■ Given exercise: Only the pictures stay out; every record is to be quoted exactly.

________________________

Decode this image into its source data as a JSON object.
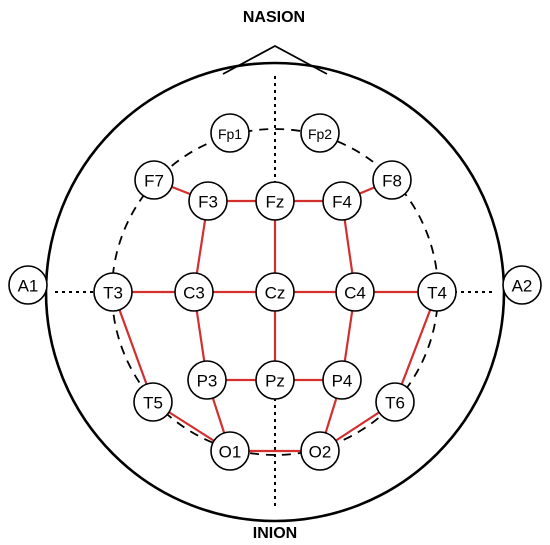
{
  "landmarks": {
    "top": "NASION",
    "bottom": "INION"
  },
  "electrodes": {
    "A1": "A1",
    "A2": "A2",
    "Fp1": "Fp1",
    "Fp2": "Fp2",
    "F7": "F7",
    "F3": "F3",
    "Fz": "Fz",
    "F4": "F4",
    "F8": "F8",
    "T3": "T3",
    "C3": "C3",
    "Cz": "Cz",
    "C4": "C4",
    "T4": "T4",
    "T5": "T5",
    "P3": "P3",
    "Pz": "Pz",
    "P4": "P4",
    "T6": "T6",
    "O1": "O1",
    "O2": "O2"
  },
  "connections": [
    [
      "F7",
      "F3"
    ],
    [
      "F3",
      "Fz"
    ],
    [
      "Fz",
      "F4"
    ],
    [
      "F4",
      "F8"
    ],
    [
      "F3",
      "C3"
    ],
    [
      "Fz",
      "Cz"
    ],
    [
      "F4",
      "C4"
    ],
    [
      "T3",
      "C3"
    ],
    [
      "C3",
      "Cz"
    ],
    [
      "Cz",
      "C4"
    ],
    [
      "C4",
      "T4"
    ],
    [
      "T3",
      "T5"
    ],
    [
      "C3",
      "P3"
    ],
    [
      "Cz",
      "Pz"
    ],
    [
      "C4",
      "P4"
    ],
    [
      "T4",
      "T6"
    ],
    [
      "P3",
      "Pz"
    ],
    [
      "Pz",
      "P4"
    ],
    [
      "T5",
      "O1"
    ],
    [
      "P3",
      "O1"
    ],
    [
      "P4",
      "O2"
    ],
    [
      "T6",
      "O2"
    ],
    [
      "O1",
      "O2"
    ]
  ],
  "colors": {
    "connection": "#d32f2f",
    "outline": "#000000"
  }
}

________________________

■ Solution to this exercise:
Decode this image into its source data as a JSON object.
{
  "landmarks": {
    "top": "NASION",
    "bottom": "INION"
  },
  "electrodes": {
    "A1": "A1",
    "A2": "A2",
    "Fp1": "Fp1",
    "Fp2": "Fp2",
    "F7": "F7",
    "F3": "F3",
    "Fz": "Fz",
    "F4": "F4",
    "F8": "F8",
    "T3": "T3",
    "C3": "C3",
    "Cz": "Cz",
    "C4": "C4",
    "T4": "T4",
    "T5": "T5",
    "P3": "P3",
    "Pz": "Pz",
    "P4": "P4",
    "T6": "T6",
    "O1": "O1",
    "O2": "O2"
  },
  "connections": [
    [
      "F7",
      "F3"
    ],
    [
      "F3",
      "Fz"
    ],
    [
      "Fz",
      "F4"
    ],
    [
      "F4",
      "F8"
    ],
    [
      "F3",
      "C3"
    ],
    [
      "Fz",
      "Cz"
    ],
    [
      "F4",
      "C4"
    ],
    [
      "T3",
      "C3"
    ],
    [
      "C3",
      "Cz"
    ],
    [
      "Cz",
      "C4"
    ],
    [
      "C4",
      "T4"
    ],
    [
      "T3",
      "T5"
    ],
    [
      "C3",
      "P3"
    ],
    [
      "Cz",
      "Pz"
    ],
    [
      "C4",
      "P4"
    ],
    [
      "T4",
      "T6"
    ],
    [
      "P3",
      "Pz"
    ],
    [
      "Pz",
      "P4"
    ],
    [
      "T5",
      "O1"
    ],
    [
      "P3",
      "O1"
    ],
    [
      "P4",
      "O2"
    ],
    [
      "T6",
      "O2"
    ],
    [
      "O1",
      "O2"
    ]
  ],
  "colors": {
    "connection": "#d32f2f",
    "outline": "#000000"
  }
}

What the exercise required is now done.